▶ [WHAT IS BEING ASKED]:
Copy each line below in which the string "JSON" occurs.

▶ [SUPPLIED MATERIAL]:

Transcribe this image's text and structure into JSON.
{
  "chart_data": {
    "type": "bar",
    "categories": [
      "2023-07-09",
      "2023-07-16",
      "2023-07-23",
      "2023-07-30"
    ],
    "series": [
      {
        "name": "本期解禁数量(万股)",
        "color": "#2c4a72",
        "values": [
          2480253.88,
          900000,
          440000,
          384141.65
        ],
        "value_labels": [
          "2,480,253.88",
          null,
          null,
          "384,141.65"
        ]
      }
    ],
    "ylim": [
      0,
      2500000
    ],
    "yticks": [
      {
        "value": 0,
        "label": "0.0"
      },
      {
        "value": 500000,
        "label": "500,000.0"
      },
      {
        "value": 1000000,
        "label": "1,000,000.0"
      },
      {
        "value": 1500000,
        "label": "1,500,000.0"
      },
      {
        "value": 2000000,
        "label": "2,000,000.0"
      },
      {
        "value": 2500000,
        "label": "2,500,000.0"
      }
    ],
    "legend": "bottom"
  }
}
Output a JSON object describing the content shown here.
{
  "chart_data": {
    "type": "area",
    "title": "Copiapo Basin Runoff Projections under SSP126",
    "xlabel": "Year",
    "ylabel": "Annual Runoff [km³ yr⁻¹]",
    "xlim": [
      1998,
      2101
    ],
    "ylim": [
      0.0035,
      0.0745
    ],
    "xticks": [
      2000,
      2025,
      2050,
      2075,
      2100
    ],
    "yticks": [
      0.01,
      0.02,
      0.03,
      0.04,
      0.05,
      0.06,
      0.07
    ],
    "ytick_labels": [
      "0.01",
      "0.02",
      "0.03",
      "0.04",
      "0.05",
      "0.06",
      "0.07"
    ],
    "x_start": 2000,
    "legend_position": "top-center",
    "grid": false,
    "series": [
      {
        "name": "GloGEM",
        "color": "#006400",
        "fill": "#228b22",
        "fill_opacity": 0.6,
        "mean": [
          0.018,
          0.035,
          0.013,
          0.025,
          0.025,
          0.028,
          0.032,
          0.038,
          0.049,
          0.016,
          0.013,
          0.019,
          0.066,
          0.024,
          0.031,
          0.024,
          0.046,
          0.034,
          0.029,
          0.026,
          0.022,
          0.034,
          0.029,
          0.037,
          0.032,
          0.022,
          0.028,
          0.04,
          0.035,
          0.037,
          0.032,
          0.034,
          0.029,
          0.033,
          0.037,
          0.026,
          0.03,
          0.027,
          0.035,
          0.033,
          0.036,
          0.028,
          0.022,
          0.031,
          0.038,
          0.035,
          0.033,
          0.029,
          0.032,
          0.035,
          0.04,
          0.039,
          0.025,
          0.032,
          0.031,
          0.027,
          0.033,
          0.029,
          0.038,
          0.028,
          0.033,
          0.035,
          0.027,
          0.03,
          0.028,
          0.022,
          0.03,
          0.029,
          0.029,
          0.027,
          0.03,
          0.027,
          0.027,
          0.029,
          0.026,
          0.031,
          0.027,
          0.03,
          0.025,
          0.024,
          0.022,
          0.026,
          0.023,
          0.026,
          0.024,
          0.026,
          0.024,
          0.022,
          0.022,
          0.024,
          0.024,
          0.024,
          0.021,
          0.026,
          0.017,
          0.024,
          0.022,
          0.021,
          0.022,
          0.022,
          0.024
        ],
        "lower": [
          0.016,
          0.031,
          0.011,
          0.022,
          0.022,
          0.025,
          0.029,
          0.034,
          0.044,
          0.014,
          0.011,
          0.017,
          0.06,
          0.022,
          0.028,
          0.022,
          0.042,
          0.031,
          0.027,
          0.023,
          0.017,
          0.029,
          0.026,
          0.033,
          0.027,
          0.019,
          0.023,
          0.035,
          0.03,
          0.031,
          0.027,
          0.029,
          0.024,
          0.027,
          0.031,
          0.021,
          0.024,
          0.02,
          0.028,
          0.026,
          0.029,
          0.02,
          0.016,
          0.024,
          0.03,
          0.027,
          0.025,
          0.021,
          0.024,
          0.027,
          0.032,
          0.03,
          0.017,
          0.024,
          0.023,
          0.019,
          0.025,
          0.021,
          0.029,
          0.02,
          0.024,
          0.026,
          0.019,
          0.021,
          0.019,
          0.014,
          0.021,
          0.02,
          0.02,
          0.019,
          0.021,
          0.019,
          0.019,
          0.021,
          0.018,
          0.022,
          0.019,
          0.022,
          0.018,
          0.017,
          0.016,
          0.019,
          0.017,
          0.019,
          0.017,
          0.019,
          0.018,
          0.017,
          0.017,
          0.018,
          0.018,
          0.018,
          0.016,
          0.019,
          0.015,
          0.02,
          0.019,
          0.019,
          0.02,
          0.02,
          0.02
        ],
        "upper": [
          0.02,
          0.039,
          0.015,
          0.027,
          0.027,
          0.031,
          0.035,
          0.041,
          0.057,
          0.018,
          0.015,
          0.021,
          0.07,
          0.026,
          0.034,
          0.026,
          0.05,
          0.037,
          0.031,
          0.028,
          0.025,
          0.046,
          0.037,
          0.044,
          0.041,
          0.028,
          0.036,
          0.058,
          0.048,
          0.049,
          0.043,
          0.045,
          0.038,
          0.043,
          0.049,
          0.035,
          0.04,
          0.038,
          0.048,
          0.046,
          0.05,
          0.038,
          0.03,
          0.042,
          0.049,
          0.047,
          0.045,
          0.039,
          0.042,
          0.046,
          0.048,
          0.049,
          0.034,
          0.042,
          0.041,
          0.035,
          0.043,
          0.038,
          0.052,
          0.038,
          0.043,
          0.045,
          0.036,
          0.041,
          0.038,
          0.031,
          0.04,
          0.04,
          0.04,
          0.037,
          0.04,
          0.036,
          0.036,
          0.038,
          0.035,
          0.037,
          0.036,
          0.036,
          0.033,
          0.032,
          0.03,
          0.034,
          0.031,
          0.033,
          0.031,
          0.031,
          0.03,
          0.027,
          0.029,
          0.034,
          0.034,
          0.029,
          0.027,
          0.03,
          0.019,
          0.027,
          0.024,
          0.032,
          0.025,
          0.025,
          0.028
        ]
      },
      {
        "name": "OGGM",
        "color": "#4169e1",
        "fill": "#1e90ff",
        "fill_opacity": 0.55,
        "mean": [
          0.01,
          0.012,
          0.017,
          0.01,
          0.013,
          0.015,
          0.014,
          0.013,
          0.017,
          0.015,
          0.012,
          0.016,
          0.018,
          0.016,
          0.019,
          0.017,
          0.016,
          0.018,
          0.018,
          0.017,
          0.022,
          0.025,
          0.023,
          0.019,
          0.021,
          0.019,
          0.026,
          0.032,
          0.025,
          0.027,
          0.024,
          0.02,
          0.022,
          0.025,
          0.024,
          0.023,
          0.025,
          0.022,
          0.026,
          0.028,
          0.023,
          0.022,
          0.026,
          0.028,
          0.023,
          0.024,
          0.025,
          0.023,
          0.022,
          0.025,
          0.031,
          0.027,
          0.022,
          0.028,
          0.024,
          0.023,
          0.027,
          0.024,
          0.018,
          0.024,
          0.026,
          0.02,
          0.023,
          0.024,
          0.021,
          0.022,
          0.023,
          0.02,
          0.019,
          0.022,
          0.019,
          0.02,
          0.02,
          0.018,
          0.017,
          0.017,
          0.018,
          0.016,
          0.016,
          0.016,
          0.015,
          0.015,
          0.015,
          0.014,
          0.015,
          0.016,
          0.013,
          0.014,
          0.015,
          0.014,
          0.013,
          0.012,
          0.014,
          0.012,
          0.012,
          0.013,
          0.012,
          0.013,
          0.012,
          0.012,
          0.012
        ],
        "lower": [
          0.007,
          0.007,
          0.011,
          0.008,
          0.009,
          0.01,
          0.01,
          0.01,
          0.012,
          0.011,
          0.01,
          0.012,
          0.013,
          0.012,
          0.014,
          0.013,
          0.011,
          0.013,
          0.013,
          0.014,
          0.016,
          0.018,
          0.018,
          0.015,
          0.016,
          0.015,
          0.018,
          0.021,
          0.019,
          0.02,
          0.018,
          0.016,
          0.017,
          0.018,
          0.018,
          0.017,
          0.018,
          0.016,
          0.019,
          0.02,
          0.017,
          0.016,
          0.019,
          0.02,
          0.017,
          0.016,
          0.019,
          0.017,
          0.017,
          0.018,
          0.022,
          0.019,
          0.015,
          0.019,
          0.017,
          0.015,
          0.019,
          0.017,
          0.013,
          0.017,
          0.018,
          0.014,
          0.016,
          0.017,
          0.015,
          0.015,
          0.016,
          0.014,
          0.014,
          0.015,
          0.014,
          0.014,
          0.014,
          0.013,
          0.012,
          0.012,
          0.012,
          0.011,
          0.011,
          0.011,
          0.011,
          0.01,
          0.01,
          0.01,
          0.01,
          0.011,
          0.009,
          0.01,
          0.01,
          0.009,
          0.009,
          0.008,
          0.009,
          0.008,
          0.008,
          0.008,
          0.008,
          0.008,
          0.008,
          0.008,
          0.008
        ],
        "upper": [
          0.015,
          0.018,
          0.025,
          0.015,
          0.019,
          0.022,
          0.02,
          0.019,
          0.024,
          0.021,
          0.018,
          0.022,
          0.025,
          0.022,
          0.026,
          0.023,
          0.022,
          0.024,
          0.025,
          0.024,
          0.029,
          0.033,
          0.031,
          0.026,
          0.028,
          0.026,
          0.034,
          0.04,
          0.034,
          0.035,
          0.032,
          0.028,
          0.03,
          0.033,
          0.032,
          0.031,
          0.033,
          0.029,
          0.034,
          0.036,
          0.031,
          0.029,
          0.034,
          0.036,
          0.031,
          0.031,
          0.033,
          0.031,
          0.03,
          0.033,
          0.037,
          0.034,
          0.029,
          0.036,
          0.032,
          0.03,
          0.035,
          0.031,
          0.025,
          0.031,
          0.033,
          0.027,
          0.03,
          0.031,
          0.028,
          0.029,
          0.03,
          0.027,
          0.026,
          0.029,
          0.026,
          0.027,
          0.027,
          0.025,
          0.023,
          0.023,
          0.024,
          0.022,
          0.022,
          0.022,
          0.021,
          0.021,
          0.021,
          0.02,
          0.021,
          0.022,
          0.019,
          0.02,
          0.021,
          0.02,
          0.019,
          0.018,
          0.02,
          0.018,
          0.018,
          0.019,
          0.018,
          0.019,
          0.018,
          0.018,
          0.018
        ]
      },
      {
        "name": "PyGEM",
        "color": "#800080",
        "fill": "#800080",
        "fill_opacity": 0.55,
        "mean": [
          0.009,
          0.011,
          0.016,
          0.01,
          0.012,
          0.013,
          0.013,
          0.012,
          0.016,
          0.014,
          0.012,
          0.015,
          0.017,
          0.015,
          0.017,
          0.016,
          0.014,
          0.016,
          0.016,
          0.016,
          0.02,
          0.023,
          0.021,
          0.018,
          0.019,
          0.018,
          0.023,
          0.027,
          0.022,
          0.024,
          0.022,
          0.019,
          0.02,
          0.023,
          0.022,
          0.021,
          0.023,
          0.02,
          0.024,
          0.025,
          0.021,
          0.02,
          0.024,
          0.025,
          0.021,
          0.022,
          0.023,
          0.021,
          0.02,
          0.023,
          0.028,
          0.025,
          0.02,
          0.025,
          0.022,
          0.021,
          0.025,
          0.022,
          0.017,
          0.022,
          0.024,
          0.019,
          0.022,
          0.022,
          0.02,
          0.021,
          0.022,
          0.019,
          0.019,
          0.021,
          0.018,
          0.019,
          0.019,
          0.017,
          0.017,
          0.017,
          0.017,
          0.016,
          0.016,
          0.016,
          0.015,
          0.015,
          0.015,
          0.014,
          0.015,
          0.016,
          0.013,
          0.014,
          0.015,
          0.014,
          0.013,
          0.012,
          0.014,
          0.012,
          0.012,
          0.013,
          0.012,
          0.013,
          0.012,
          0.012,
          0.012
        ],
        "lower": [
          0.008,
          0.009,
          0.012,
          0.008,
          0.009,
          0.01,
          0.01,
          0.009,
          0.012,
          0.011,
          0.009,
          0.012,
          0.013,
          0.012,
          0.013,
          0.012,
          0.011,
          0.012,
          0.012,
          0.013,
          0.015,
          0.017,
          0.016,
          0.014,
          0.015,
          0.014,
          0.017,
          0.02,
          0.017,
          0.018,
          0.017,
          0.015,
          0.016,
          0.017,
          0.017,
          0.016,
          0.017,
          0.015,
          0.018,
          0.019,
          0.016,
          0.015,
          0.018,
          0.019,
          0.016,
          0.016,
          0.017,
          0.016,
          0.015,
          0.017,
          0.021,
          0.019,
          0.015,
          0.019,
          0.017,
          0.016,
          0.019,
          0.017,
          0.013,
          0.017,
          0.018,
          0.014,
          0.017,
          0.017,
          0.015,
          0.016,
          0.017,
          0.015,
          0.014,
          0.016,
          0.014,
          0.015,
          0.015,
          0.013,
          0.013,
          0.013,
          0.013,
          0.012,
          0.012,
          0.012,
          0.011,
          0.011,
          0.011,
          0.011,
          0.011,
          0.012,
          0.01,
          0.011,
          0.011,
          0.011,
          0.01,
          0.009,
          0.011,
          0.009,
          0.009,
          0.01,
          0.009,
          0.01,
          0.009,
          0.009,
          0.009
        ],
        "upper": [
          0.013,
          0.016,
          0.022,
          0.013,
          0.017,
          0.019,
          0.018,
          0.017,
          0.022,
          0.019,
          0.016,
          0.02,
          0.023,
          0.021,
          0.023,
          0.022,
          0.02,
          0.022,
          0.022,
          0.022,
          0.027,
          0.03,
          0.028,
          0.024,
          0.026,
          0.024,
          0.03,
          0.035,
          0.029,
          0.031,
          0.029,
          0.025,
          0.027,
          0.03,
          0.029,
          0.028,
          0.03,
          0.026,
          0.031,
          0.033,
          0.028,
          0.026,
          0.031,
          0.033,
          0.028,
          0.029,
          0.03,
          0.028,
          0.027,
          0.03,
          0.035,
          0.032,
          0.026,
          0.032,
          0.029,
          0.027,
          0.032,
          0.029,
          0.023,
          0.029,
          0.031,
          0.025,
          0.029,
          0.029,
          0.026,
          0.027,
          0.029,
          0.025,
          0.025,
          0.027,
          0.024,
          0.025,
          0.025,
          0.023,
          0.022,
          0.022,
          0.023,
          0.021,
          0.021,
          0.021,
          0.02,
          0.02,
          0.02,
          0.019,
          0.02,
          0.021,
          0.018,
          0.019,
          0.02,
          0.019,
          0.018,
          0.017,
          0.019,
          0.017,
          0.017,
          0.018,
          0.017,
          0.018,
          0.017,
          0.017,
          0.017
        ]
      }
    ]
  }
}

▶ [EXPECTED ANSWER]:
Transcribe this image's text and structure into JSON.
Output a JSON object describing the content shown here.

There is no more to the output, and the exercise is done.